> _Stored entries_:
::::::::::

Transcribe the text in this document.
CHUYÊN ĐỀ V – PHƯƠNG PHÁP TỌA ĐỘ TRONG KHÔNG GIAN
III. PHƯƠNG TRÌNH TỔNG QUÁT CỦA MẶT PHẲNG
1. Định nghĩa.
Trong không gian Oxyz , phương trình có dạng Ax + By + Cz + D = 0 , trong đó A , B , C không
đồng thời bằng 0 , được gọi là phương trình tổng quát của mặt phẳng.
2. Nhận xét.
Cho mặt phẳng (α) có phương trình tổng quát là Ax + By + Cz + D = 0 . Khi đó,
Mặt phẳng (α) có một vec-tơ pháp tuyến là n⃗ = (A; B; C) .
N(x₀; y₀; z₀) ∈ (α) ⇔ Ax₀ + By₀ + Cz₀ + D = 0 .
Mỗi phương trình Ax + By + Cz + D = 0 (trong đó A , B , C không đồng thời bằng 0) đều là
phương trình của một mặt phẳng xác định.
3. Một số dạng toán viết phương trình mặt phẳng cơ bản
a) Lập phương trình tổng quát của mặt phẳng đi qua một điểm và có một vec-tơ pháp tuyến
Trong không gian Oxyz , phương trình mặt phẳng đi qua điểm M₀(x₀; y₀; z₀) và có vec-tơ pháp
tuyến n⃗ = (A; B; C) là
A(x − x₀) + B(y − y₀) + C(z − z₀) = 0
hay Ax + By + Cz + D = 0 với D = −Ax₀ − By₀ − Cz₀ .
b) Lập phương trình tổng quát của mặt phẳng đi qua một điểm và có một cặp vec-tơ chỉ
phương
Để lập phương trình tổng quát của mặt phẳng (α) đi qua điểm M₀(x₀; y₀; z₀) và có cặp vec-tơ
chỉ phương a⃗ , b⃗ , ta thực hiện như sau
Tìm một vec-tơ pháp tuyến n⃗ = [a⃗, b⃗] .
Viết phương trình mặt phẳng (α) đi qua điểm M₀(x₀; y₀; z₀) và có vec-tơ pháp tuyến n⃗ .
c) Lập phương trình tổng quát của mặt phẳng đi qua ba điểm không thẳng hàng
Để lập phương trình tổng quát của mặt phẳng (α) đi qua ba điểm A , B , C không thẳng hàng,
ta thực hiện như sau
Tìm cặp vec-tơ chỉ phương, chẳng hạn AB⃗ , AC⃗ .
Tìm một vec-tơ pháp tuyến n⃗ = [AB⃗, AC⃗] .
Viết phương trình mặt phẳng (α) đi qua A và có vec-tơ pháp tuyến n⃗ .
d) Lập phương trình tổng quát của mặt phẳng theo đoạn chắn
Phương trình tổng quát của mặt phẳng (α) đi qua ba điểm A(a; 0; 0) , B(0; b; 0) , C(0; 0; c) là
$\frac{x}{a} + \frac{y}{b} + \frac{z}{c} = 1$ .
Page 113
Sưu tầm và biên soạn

::::::::::

All the entries above need to be reproduced exactly.

Transcribe the text in this document.
CHUYÊN ĐỀ V – PHƯƠNG PHÁP TỌA ĐỘ TRONG KHÔNG GIAN
III. PHƯƠNG TRÌNH TỔNG QUÁT CỦA MẶT PHẲNG
1. Định nghĩa.
Trong không gian Oxyz , phương trình có dạng Ax + By + Cz + D = 0 , trong đó A , B , C không
đồng thời bằng 0 , được gọi là phương trình tổng quát của mặt phẳng.
2. Nhận xét.
Cho mặt phẳng (α) có phương trình tổng quát là Ax + By + Cz + D = 0 . Khi đó,
Mặt phẳng (α) có một vec-tơ pháp tuyến là n⃗ = (A; B; C) .
N(x₀; y₀; z₀) ∈ (α) ⇔ Ax₀ + By₀ + Cz₀ + D = 0 .
Mỗi phương trình Ax + By + Cz + D = 0 (trong đó A , B , C không đồng thời bằng 0) đều là
phương trình của một mặt phẳng xác định.
3. Một số dạng toán viết phương trình mặt phẳng cơ bản
a) Lập phương trình tổng quát của mặt phẳng đi qua một điểm và có một vec-tơ pháp tuyến
Trong không gian Oxyz , phương trình mặt phẳng đi qua điểm M₀(x₀; y₀; z₀) và có vec-tơ pháp
tuyến n⃗ = (A; B; C) là
A(x − x₀) + B(y − y₀) + C(z − z₀) = 0
hay Ax + By + Cz + D = 0 với D = −Ax₀ − By₀ − Cz₀ .
b) Lập phương trình tổng quát của mặt phẳng đi qua một điểm và có một cặp vec-tơ chỉ
phương
Để lập phương trình tổng quát của mặt phẳng (α) đi qua điểm M₀(x₀; y₀; z₀) và có cặp vec-tơ
chỉ phương a⃗ , b⃗ , ta thực hiện như sau
Tìm một vec-tơ pháp tuyến n⃗ = [a⃗, b⃗] .
Viết phương trình mặt phẳng (α) đi qua điểm M₀(x₀; y₀; z₀) và có vec-tơ pháp tuyến n⃗ .
c) Lập phương trình tổng quát của mặt phẳng đi qua ba điểm không thẳng hàng
Để lập phương trình tổng quát của mặt phẳng (α) đi qua ba điểm A , B , C không thẳng hàng,
ta thực hiện như sau
Tìm cặp vec-tơ chỉ phương, chẳng hạn AB⃗ , AC⃗ .
Tìm một vec-tơ pháp tuyến n⃗ = [AB⃗, AC⃗] .
Viết phương trình mặt phẳng (α) đi qua A và có vec-tơ pháp tuyến n⃗ .
d) Lập phương trình tổng quát của mặt phẳng theo đoạn chắn
Phương trình tổng quát của mặt phẳng (α) đi qua ba điểm A(a; 0; 0) , B(0; b; 0) , C(0; 0; c) là
$\frac{x}{a} + \frac{y}{b} + \frac{z}{c} = 1$ .
Page 113
Sưu tầm và biên soạn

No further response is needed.